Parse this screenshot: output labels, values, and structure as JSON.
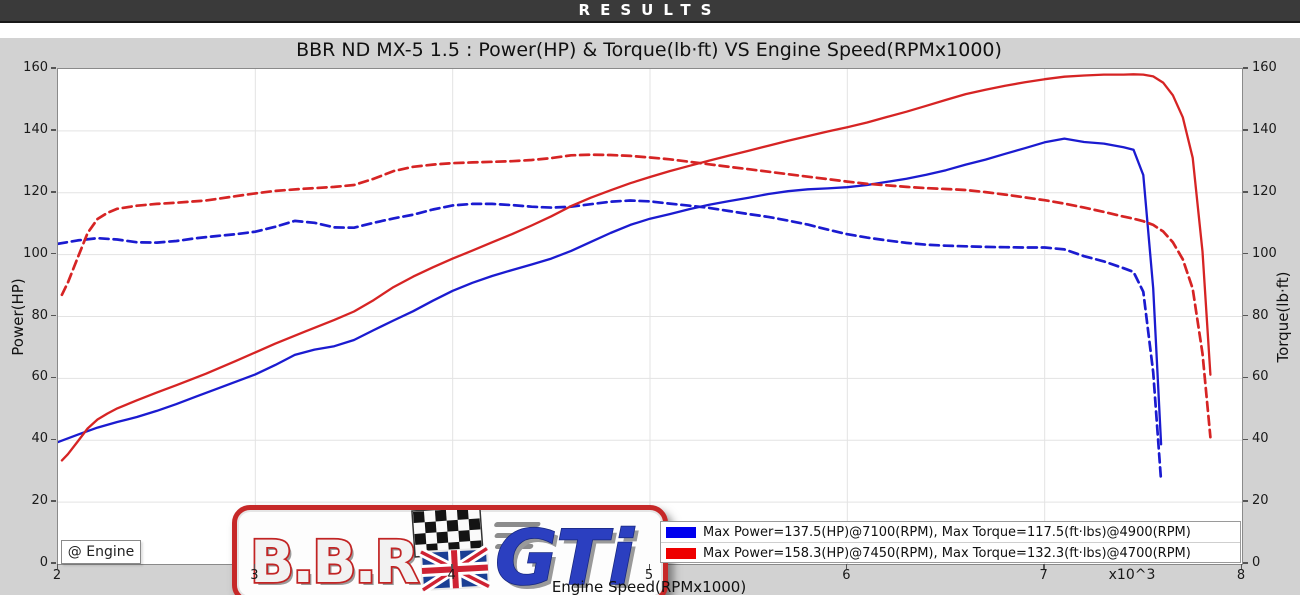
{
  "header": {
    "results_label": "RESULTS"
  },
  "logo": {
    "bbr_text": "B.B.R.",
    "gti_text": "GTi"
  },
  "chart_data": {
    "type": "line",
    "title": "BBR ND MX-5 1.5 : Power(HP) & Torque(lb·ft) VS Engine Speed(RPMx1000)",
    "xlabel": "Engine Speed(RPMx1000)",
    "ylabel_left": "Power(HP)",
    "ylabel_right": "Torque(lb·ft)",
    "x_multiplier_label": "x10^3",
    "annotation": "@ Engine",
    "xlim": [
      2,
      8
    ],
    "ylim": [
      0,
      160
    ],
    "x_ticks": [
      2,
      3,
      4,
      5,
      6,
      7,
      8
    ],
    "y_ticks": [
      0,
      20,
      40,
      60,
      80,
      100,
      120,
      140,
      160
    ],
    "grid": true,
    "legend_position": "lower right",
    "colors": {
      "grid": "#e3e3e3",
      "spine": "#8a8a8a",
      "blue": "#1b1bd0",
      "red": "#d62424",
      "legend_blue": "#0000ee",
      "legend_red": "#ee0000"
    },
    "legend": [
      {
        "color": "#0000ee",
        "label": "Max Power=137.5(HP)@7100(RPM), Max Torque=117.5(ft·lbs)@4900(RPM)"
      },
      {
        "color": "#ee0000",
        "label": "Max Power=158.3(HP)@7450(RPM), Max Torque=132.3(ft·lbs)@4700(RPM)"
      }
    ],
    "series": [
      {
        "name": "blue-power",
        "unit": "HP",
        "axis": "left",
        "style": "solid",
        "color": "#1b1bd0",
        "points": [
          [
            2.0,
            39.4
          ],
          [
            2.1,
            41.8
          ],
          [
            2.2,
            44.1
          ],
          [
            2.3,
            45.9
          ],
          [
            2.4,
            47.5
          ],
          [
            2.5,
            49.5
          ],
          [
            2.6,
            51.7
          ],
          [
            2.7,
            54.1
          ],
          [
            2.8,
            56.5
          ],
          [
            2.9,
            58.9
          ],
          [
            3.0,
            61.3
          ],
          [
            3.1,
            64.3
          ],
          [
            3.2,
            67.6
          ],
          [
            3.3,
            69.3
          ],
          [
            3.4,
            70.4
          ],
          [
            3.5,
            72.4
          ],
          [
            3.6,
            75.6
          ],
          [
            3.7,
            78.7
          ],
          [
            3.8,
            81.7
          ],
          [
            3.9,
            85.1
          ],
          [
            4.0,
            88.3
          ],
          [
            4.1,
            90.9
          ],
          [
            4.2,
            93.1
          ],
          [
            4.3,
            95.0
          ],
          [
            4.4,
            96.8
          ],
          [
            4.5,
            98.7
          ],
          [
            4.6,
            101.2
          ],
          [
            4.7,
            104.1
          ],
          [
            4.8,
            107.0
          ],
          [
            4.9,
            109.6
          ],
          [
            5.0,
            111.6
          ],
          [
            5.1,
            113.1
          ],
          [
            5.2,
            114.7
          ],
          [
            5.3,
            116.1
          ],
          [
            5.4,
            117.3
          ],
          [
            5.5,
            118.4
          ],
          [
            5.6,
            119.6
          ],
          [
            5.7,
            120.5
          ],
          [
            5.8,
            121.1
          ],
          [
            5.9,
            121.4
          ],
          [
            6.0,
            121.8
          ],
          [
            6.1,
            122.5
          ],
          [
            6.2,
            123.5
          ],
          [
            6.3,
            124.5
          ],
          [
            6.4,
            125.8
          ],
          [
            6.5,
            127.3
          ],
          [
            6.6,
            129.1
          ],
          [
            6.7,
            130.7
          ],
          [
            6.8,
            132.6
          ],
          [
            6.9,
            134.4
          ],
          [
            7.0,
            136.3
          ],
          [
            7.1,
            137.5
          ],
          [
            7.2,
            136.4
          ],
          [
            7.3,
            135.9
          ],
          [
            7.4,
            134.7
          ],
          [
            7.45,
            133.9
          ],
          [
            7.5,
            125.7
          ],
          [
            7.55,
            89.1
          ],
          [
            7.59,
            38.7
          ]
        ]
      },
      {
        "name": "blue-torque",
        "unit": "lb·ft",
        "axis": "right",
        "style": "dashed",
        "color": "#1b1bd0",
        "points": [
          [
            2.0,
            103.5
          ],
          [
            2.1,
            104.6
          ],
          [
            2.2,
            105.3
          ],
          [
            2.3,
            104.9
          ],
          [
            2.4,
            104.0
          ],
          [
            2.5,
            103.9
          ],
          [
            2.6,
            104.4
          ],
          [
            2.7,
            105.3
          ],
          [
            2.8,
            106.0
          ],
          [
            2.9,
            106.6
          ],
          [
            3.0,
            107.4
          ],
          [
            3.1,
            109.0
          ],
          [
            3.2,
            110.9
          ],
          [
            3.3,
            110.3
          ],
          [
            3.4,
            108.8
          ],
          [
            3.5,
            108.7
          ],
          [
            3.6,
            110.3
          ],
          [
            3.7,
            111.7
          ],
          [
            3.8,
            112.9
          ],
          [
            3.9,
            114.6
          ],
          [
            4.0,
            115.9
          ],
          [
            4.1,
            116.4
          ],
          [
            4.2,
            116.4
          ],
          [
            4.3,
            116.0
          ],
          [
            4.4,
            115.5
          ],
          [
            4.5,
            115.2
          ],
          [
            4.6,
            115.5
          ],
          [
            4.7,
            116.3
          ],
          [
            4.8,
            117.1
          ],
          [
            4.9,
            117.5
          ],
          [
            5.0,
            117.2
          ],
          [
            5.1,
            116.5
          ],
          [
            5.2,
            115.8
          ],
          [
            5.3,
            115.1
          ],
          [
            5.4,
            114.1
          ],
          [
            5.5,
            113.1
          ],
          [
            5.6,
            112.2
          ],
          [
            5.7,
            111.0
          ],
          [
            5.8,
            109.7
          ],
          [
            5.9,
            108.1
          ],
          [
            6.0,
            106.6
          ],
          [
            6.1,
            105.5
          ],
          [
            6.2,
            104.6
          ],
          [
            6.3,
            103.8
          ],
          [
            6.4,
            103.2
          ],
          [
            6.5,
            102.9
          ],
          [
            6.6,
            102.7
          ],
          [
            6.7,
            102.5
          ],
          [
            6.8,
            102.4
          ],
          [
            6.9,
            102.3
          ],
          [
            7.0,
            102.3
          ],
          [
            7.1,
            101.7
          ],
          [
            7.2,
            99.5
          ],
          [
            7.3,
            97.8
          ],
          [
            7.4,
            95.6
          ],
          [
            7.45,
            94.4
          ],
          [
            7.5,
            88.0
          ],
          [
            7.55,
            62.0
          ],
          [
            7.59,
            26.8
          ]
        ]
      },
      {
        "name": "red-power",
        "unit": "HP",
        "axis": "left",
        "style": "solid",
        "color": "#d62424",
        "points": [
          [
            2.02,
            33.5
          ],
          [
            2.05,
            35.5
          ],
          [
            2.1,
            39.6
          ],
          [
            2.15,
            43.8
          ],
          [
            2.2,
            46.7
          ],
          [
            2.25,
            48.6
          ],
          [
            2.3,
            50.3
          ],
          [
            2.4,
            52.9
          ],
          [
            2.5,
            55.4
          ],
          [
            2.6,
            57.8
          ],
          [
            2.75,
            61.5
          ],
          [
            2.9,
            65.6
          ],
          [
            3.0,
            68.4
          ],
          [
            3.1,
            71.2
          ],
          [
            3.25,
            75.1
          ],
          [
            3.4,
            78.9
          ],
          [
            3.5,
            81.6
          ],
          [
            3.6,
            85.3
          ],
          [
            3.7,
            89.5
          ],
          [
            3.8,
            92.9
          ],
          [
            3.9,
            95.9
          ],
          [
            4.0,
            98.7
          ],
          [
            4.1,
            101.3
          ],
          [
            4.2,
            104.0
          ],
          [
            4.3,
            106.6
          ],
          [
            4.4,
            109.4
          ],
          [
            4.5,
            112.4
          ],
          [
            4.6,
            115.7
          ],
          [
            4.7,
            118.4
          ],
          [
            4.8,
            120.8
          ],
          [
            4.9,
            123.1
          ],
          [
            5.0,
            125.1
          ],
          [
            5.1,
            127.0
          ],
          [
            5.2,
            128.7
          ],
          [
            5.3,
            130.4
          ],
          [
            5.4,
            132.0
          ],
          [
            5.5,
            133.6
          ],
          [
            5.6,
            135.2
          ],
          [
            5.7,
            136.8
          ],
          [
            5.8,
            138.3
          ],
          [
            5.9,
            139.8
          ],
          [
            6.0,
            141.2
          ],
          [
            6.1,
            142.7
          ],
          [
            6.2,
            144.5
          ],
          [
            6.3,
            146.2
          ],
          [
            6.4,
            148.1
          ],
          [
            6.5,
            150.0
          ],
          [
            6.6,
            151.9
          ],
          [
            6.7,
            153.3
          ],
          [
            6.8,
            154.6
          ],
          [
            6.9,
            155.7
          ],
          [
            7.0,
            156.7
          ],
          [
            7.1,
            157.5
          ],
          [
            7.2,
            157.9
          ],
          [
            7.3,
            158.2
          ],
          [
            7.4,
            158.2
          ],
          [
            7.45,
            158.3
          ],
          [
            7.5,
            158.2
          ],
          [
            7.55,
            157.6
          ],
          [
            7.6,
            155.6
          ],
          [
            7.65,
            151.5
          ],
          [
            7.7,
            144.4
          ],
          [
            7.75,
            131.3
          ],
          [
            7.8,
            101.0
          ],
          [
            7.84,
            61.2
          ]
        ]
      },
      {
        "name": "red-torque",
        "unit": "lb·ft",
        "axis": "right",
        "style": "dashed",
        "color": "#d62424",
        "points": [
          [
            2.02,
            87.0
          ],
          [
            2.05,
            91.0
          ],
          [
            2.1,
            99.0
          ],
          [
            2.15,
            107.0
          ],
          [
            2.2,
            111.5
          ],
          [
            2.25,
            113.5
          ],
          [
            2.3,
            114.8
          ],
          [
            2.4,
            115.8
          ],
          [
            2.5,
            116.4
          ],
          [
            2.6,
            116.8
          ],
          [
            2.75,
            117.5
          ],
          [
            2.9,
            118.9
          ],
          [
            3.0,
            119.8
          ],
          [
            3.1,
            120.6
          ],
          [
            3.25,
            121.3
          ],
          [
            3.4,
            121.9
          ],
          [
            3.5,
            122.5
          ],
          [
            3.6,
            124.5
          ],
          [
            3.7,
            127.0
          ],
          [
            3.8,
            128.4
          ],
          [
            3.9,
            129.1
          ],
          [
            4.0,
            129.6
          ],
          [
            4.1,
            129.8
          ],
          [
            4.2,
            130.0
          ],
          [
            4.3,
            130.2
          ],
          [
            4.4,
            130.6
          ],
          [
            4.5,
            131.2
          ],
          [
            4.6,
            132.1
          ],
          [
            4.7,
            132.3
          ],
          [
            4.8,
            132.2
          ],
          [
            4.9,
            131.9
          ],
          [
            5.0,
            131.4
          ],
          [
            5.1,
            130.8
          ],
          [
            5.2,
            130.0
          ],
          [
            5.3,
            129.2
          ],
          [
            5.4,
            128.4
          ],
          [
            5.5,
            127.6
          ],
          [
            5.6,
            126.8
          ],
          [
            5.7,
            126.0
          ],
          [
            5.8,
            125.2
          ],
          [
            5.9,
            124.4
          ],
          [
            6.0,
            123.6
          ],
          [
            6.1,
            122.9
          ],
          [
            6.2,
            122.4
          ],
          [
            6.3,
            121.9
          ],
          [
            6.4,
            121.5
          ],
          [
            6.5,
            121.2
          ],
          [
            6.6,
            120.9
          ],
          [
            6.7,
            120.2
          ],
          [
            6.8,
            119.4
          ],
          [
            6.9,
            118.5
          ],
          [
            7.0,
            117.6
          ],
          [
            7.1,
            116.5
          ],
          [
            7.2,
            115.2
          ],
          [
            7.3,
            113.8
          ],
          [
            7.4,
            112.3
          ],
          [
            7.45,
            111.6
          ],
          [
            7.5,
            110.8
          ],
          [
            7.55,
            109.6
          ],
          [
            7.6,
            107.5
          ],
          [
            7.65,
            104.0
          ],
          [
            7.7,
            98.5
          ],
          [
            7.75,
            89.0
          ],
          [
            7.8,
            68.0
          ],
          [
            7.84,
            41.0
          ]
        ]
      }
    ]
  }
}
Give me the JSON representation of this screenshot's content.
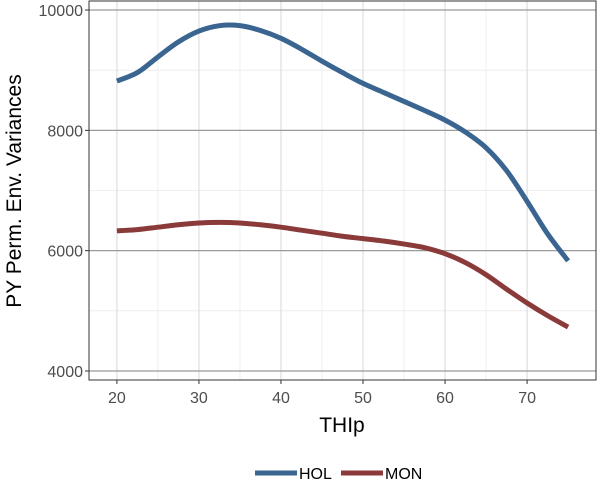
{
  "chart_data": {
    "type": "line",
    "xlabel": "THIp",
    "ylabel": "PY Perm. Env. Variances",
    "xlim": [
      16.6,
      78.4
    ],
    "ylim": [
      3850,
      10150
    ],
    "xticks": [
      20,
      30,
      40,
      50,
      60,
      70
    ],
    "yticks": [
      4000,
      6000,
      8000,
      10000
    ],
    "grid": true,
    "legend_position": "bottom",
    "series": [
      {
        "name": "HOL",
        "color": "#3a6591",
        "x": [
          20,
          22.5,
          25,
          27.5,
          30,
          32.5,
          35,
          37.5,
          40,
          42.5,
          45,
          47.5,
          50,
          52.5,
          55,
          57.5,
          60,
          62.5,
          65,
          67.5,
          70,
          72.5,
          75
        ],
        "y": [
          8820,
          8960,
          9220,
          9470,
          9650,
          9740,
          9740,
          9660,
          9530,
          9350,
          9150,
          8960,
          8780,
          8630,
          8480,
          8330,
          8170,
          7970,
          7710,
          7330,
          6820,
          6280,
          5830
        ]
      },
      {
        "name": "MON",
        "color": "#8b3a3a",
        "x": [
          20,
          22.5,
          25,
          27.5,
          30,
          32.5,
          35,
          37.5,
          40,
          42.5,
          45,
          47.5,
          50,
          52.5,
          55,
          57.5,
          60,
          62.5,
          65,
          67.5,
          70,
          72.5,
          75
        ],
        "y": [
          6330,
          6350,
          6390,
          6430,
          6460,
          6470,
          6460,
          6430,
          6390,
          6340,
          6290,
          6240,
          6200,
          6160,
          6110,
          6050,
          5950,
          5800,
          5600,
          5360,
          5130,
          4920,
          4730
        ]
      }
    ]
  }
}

══════

Work to complete> Search the listing above for the string "name". Copy every line that contains it.

Task solution>
        "name": "blue-power",
        "name": "blue-torque",
        "name": "red-power",
        "name": "red-torque",
        "name": "HOL",
        "name": "MON",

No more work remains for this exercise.